[Stored data entries]
## START

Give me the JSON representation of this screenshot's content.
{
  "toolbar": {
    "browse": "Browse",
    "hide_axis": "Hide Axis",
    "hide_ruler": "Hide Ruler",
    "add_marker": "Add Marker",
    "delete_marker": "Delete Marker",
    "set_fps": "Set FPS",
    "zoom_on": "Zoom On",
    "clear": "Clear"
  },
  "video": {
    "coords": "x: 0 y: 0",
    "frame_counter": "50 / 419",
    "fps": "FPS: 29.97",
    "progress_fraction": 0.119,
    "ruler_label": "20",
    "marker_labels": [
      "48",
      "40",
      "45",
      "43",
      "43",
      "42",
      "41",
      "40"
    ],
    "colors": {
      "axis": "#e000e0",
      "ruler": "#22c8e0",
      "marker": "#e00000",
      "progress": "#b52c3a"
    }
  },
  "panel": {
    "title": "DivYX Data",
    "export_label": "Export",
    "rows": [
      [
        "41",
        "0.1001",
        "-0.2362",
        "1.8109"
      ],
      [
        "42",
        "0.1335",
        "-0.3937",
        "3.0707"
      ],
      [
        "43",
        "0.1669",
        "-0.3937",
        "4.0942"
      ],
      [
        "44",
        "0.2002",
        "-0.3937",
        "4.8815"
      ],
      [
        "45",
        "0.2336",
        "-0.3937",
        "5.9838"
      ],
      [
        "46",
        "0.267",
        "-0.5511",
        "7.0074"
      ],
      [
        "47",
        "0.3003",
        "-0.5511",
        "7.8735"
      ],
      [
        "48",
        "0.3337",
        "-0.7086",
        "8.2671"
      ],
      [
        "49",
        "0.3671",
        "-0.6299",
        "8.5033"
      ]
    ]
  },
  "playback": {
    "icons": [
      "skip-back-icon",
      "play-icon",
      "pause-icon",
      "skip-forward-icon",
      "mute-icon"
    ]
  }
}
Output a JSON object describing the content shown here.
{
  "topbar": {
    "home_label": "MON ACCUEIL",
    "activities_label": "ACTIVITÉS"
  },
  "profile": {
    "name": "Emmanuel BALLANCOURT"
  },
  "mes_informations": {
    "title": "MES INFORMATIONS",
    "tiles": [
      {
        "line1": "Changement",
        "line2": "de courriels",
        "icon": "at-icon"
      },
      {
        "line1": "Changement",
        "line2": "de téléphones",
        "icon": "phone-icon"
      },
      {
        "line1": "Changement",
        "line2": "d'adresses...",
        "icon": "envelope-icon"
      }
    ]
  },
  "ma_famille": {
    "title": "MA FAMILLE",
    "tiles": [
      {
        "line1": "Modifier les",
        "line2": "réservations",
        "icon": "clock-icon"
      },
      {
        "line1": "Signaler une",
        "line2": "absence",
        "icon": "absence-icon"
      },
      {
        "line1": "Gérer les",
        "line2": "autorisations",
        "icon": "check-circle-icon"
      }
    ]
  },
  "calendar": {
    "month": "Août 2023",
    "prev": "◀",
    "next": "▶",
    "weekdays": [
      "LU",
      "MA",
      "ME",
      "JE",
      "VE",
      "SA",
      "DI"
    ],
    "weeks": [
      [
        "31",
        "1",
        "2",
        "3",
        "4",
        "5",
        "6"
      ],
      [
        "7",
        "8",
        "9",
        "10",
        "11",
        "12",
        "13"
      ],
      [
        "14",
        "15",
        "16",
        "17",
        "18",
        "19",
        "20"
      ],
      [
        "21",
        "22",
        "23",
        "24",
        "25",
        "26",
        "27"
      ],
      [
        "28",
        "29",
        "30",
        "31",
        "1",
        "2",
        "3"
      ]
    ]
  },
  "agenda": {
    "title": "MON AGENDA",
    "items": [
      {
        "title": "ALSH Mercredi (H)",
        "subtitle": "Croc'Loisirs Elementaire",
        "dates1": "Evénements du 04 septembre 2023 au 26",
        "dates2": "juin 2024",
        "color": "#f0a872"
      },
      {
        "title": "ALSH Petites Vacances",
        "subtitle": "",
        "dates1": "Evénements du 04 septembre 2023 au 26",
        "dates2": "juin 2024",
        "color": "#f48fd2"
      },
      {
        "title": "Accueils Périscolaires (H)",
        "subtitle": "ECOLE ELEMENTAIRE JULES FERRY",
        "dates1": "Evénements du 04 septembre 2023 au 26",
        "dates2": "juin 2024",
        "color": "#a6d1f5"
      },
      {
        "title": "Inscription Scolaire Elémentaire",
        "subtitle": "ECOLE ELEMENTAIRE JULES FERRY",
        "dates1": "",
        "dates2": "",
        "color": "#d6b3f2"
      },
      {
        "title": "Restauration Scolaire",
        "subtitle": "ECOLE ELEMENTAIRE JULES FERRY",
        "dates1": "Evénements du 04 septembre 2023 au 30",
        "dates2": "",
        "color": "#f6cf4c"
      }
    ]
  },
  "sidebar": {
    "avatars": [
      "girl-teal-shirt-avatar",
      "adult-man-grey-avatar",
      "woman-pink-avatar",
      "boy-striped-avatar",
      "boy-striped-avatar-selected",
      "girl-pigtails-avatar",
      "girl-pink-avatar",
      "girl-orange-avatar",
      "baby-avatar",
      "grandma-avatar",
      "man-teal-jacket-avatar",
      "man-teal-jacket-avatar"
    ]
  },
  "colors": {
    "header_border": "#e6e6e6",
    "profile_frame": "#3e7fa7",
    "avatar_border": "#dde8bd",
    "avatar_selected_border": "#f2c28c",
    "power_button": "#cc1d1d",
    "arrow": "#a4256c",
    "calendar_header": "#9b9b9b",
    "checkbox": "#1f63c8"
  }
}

## END

Show, from the listing above, each line that contains the word "Hide".

--- TASK OUTPUT ---
    "hide_axis": "Hide Axis",
    "hide_ruler": "Hide Ruler",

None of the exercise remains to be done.